_What is needed_
Work out how many lines of the listing hold the string "View". Answer with that number alone.

_Listed records_
◆ ◆ ◆ ◆ ◆
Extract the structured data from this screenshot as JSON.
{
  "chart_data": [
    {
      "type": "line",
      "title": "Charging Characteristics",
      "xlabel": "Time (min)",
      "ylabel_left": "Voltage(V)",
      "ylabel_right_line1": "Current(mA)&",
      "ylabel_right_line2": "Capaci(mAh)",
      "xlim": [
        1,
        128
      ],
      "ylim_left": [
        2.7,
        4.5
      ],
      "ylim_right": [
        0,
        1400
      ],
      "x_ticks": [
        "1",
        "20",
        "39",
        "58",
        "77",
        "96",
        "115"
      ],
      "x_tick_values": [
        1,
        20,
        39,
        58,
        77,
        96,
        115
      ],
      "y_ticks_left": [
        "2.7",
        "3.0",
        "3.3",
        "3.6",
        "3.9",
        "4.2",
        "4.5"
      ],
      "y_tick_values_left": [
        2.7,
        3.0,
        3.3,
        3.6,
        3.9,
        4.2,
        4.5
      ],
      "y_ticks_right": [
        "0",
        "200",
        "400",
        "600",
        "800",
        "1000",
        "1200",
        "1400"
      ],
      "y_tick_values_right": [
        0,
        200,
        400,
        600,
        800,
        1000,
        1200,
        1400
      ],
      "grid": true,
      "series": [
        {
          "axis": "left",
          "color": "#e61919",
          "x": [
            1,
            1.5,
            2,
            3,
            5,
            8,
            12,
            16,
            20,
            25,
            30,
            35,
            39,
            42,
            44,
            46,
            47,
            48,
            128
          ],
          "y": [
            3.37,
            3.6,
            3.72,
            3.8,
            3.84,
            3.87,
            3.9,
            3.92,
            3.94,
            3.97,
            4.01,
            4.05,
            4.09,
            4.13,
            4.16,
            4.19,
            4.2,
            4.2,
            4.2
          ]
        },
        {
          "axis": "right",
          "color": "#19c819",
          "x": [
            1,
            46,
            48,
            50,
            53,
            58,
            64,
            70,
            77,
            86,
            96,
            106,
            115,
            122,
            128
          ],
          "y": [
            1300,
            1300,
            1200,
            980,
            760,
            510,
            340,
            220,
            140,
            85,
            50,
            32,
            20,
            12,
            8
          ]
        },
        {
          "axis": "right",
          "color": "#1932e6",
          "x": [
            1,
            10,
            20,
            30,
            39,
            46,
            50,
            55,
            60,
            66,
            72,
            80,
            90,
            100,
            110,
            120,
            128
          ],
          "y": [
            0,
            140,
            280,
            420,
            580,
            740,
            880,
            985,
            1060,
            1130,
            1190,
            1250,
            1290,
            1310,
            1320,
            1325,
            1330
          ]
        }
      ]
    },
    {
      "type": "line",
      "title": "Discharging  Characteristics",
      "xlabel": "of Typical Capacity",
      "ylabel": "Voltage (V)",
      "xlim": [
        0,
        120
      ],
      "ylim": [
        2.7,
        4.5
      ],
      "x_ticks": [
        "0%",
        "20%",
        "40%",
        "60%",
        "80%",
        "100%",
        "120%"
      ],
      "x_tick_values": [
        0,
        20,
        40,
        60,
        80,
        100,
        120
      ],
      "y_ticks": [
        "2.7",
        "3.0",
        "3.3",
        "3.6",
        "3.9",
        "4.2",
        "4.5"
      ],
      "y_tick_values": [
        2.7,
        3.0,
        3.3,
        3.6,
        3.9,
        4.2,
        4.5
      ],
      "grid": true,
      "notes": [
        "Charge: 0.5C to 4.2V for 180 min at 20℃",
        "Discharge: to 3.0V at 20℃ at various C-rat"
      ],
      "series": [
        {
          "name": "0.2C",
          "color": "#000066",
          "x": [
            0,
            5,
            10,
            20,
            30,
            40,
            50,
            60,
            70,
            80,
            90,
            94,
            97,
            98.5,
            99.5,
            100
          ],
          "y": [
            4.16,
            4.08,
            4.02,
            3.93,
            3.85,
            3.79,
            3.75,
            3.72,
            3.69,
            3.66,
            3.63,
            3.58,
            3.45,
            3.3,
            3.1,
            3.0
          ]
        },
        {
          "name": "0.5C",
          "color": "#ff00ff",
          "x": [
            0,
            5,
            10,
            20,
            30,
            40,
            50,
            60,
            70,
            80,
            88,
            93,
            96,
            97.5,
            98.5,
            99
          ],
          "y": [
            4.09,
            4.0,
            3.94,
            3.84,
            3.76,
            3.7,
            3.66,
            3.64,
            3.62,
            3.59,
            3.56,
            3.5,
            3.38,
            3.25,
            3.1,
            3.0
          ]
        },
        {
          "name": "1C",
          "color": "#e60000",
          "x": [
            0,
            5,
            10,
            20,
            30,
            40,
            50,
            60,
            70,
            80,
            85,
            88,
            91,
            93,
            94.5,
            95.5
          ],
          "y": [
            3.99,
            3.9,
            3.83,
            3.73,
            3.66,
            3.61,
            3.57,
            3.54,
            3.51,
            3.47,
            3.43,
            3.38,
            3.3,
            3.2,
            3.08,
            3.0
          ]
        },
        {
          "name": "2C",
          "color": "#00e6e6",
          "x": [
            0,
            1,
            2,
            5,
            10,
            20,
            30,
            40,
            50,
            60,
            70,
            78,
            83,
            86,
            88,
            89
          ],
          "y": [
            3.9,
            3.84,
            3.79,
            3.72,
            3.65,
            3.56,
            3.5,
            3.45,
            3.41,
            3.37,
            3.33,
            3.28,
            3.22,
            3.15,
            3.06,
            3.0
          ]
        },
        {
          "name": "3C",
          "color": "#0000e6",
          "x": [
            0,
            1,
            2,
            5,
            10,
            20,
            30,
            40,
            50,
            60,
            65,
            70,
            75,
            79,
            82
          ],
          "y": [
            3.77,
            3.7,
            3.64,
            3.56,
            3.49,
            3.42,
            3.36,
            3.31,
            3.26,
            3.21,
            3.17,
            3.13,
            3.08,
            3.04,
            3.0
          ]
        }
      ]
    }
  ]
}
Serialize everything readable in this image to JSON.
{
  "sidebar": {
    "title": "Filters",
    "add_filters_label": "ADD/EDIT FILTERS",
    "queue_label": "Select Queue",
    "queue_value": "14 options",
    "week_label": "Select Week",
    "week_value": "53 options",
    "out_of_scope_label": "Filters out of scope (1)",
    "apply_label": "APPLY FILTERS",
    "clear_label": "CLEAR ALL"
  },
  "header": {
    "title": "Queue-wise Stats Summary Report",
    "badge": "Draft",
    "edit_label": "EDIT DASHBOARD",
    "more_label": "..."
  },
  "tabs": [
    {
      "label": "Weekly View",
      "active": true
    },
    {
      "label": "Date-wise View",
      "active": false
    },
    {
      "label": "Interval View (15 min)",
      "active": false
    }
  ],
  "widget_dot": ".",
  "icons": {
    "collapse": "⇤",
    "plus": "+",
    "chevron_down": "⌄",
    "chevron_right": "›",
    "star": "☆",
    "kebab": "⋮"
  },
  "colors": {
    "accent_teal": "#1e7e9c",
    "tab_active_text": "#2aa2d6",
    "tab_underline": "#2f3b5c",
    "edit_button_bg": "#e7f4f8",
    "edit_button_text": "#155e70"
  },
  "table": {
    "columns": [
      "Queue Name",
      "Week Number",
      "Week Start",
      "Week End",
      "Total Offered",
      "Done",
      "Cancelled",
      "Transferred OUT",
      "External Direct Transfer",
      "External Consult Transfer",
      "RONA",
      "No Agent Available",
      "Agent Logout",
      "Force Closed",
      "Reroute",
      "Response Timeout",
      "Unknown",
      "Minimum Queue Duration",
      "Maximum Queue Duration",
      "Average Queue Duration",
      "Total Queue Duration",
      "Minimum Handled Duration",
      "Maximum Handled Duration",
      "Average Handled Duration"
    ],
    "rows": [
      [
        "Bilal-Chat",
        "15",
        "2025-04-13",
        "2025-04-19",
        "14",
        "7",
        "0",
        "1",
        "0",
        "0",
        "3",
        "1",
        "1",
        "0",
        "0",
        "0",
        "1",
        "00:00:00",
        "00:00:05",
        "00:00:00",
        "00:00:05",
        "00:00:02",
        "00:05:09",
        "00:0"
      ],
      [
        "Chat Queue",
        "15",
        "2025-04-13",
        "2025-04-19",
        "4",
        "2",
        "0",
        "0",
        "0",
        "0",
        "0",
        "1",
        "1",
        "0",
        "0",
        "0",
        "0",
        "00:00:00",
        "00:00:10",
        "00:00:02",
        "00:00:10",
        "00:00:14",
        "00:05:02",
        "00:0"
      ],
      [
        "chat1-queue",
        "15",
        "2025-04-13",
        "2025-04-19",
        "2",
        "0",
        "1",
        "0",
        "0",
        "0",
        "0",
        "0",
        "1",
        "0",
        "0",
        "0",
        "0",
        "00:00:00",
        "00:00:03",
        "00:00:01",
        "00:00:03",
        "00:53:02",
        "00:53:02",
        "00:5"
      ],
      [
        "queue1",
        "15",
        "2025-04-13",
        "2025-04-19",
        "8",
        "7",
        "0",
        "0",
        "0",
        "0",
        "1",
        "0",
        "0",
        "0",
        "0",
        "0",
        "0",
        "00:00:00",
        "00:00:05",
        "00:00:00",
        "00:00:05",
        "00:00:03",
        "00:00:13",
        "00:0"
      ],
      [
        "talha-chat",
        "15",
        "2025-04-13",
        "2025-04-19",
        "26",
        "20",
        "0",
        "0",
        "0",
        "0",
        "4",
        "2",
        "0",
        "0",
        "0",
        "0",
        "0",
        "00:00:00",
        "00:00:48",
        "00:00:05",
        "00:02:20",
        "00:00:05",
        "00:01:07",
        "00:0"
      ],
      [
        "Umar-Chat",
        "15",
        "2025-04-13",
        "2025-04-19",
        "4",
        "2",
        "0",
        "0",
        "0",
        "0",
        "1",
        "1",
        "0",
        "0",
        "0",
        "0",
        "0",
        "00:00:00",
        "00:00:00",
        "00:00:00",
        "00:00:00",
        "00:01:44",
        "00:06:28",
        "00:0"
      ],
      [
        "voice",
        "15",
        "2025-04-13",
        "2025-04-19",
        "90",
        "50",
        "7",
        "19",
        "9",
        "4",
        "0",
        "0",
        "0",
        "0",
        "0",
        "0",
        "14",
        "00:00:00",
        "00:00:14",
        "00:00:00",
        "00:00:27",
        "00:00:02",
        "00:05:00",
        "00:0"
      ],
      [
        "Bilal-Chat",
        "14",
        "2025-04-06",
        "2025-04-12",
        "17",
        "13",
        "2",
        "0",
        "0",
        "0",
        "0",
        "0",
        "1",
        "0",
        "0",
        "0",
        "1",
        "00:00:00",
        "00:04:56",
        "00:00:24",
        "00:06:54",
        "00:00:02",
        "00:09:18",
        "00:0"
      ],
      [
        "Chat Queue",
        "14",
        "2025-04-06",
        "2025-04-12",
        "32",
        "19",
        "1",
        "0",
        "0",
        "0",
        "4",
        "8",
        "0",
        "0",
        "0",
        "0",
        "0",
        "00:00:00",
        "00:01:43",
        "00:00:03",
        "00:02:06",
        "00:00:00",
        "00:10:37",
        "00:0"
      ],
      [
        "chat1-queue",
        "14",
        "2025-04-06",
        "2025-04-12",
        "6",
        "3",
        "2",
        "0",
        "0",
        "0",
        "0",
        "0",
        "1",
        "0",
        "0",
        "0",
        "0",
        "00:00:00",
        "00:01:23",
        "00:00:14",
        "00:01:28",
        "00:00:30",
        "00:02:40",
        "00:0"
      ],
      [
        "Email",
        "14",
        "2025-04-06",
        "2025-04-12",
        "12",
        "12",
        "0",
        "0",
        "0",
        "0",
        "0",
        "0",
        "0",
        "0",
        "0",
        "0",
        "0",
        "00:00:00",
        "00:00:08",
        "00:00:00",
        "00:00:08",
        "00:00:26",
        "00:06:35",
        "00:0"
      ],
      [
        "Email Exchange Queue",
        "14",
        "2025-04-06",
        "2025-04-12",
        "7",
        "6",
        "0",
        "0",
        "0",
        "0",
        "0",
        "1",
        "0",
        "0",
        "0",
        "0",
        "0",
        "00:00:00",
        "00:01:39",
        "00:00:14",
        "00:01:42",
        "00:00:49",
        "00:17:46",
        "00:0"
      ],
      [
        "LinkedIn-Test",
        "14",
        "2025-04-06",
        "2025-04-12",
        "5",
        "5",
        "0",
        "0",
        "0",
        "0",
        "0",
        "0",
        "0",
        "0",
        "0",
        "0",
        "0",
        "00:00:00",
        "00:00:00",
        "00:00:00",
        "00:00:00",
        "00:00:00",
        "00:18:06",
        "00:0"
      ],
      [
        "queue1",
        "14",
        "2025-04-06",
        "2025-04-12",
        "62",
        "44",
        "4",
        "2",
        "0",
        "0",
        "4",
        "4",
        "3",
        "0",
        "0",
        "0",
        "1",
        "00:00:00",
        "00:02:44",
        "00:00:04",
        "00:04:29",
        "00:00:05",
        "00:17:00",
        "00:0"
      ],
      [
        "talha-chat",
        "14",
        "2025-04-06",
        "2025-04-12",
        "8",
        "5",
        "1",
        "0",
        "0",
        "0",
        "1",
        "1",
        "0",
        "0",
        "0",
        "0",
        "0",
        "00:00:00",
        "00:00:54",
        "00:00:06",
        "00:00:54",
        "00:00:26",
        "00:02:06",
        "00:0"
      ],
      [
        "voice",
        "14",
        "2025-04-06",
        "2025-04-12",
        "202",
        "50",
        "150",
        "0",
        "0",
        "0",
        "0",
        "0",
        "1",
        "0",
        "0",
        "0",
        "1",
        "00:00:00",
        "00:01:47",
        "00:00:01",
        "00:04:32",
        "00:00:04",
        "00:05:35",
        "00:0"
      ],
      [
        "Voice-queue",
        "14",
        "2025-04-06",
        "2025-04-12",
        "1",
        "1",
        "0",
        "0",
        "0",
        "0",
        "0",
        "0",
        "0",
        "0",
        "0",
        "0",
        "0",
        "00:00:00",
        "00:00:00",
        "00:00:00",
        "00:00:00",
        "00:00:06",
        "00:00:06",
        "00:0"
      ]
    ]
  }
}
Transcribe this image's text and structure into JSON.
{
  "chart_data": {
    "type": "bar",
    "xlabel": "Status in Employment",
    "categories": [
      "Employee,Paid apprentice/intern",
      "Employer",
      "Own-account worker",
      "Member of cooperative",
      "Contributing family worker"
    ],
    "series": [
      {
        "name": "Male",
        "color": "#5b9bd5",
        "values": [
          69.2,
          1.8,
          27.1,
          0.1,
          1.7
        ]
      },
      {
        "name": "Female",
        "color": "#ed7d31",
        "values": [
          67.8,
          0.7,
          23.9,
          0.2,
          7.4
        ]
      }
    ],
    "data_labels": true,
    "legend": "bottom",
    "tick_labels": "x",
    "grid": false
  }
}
◆ ◆ ◆ ◆ ◆
_Written reply_
3